(Work to complete): Reproduce all the material exactly, minus any pictures it holds.

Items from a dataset
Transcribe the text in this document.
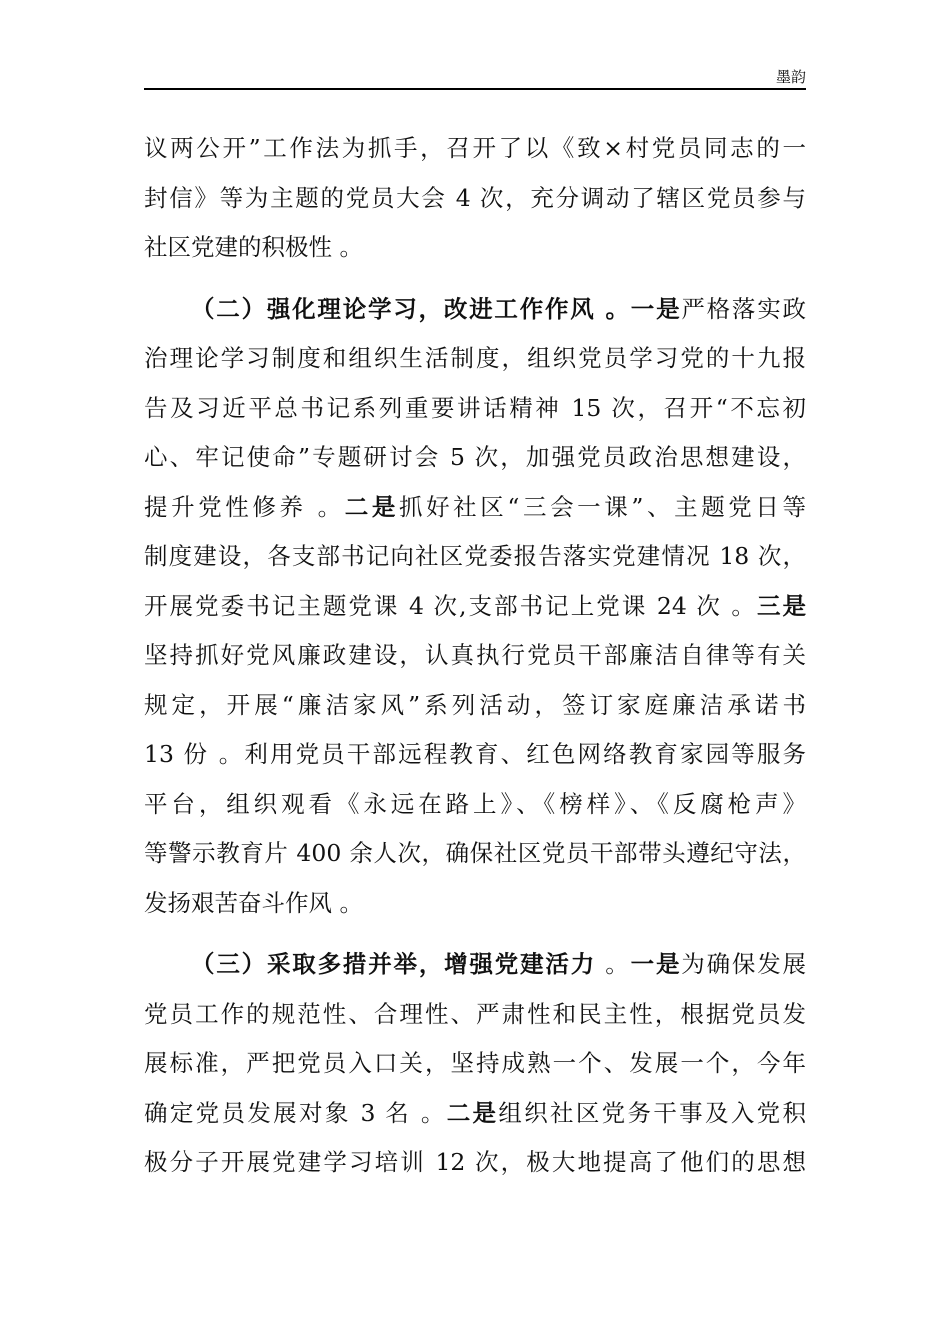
墨韵
议两公开”工作法为抓手，召开了以《致×村党员同志的一
封信》等为主题的党员大会 4 次，充分调动了辖区党员参与
社区党建的积极性 。
（二）强化理论学习，改进工作作风 。一是严格落实政
治理论学习制度和组织生活制度，组织党员学习党的十九报
告及习近平总书记系列重要讲话精神 15 次，召开“不忘初
心、牢记使命”专题研讨会 5 次，加强党员政治思想建设，
提升党性修养 。二是抓好社区“三会一课”、主题党日等
制度建设，各支部书记向社区党委报告落实党建情况 18 次，
开展党委书记主题党课 4 次,支部书记上党课 24 次 。三是
坚持抓好党风廉政建设，认真执行党员干部廉洁自律等有关
规定，开展“廉洁家风”系列活动，签订家庭廉洁承诺书
13 份 。利用党员干部远程教育、红色网络教育家园等服务
平台，组织观看《永远在路上》、《榜样》、《反腐枪声》
等警示教育片 400 余人次，确保社区党员干部带头遵纪守法，
发扬艰苦奋斗作风 。
（三）采取多措并举，增强党建活力 。一是为确保发展
党员工作的规范性、合理性、严肃性和民主性，根据党员发
展标准，严把党员入口关，坚持成熟一个、发展一个，今年
确定党员发展对象 3 名 。二是组织社区党务干事及入党积
极分子开展党建学习培训 12 次，极大地提高了他们的思想
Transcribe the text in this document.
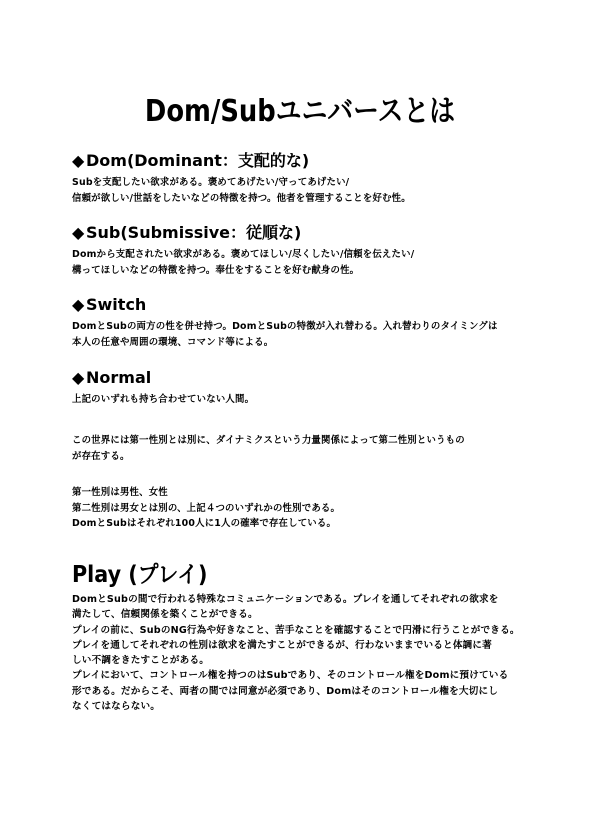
Dom/Subユニバースとは
◆ Dom(Dominant：支配的な)
Subを支配したい欲求がある。褒めてあげたい/守ってあげたい/
信頼が欲しい/世話をしたいなどの特徴を持つ。他者を管理することを好む性。
◆ Sub(Submissive：従順な)
Domから支配されたい欲求がある。褒めてほしい/尽くしたい/信頼を伝えたい/
構ってほしいなどの特徴を持つ。奉仕をすることを好む献身の性。
◆ Switch
DomとSubの両方の性を併せ持つ。DomとSubの特徴が入れ替わる。入れ替わりのタイミングは
本人の任意や周囲の環境、コマンド等による。
◆ Normal
上記のいずれも持ち合わせていない人間。
この世界には第一性別とは別に、ダイナミクスという力量関係によって第二性別というもの
が存在する。
第一性別は男性、女性
第二性別は男女とは別の、上記４つのいずれかの性別である。
DomとSubはそれぞれ100人に1人の確率で存在している。
Play (プレイ)
DomとSubの間で行われる特殊なコミュニケーションである。プレイを通してそれぞれの欲求を
満たして、信頼関係を築くことができる。
プレイの前に、SubのNG行為や好きなこと、苦手なことを確認することで円滑に行うことができる。
プレイを通してそれぞれの性別は欲求を満たすことができるが、行わないままでいると体調に著
しい不調をきたすことがある。
プレイにおいて、コントロール権を持つのはSubであり、そのコントロール権をDomに預けている
形である。だからこそ、両者の間では同意が必須であり、Domはそのコントロール権を大切にし
なくてはならない。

(Final result):
Transcribe the text in this document.
墨韵
议两公开”工作法为抓手，召开了以《致×村党员同志的一
封信》等为主题的党员大会 4 次，充分调动了辖区党员参与
社区党建的积极性 。
（二）强化理论学习，改进工作作风 。一是严格落实政
治理论学习制度和组织生活制度，组织党员学习党的十九报
告及习近平总书记系列重要讲话精神 15 次，召开“不忘初
心、牢记使命”专题研讨会 5 次，加强党员政治思想建设，
提升党性修养 。二是抓好社区“三会一课”、主题党日等
制度建设，各支部书记向社区党委报告落实党建情况 18 次，
开展党委书记主题党课 4 次,支部书记上党课 24 次 。三是
坚持抓好党风廉政建设，认真执行党员干部廉洁自律等有关
规定，开展“廉洁家风”系列活动，签订家庭廉洁承诺书
13 份 。利用党员干部远程教育、红色网络教育家园等服务
平台，组织观看《永远在路上》、《榜样》、《反腐枪声》
等警示教育片 400 余人次，确保社区党员干部带头遵纪守法，
发扬艰苦奋斗作风 。
（三）采取多措并举，增强党建活力 。一是为确保发展
党员工作的规范性、合理性、严肃性和民主性，根据党员发
展标准，严把党员入口关，坚持成熟一个、发展一个，今年
确定党员发展对象 3 名 。二是组织社区党务干事及入党积
极分子开展党建学习培训 12 次，极大地提高了他们的思想
Transcribe the text in this document.
Dom/Subユニバースとは
◆ Dom(Dominant：支配的な)
Subを支配したい欲求がある。褒めてあげたい/守ってあげたい/
信頼が欲しい/世話をしたいなどの特徴を持つ。他者を管理することを好む性。
◆ Sub(Submissive：従順な)
Domから支配されたい欲求がある。褒めてほしい/尽くしたい/信頼を伝えたい/
構ってほしいなどの特徴を持つ。奉仕をすることを好む献身の性。
◆ Switch
DomとSubの両方の性を併せ持つ。DomとSubの特徴が入れ替わる。入れ替わりのタイミングは
本人の任意や周囲の環境、コマンド等による。
◆ Normal
上記のいずれも持ち合わせていない人間。
この世界には第一性別とは別に、ダイナミクスという力量関係によって第二性別というもの
が存在する。
第一性別は男性、女性
第二性別は男女とは別の、上記４つのいずれかの性別である。
DomとSubはそれぞれ100人に1人の確率で存在している。
Play (プレイ)
DomとSubの間で行われる特殊なコミュニケーションである。プレイを通してそれぞれの欲求を
満たして、信頼関係を築くことができる。
プレイの前に、SubのNG行為や好きなこと、苦手なことを確認することで円滑に行うことができる。
プレイを通してそれぞれの性別は欲求を満たすことができるが、行わないままでいると体調に著
しい不調をきたすことがある。
プレイにおいて、コントロール権を持つのはSubであり、そのコントロール権をDomに預けている
形である。だからこそ、両者の間では同意が必須であり、Domはそのコントロール権を大切にし
なくてはならない。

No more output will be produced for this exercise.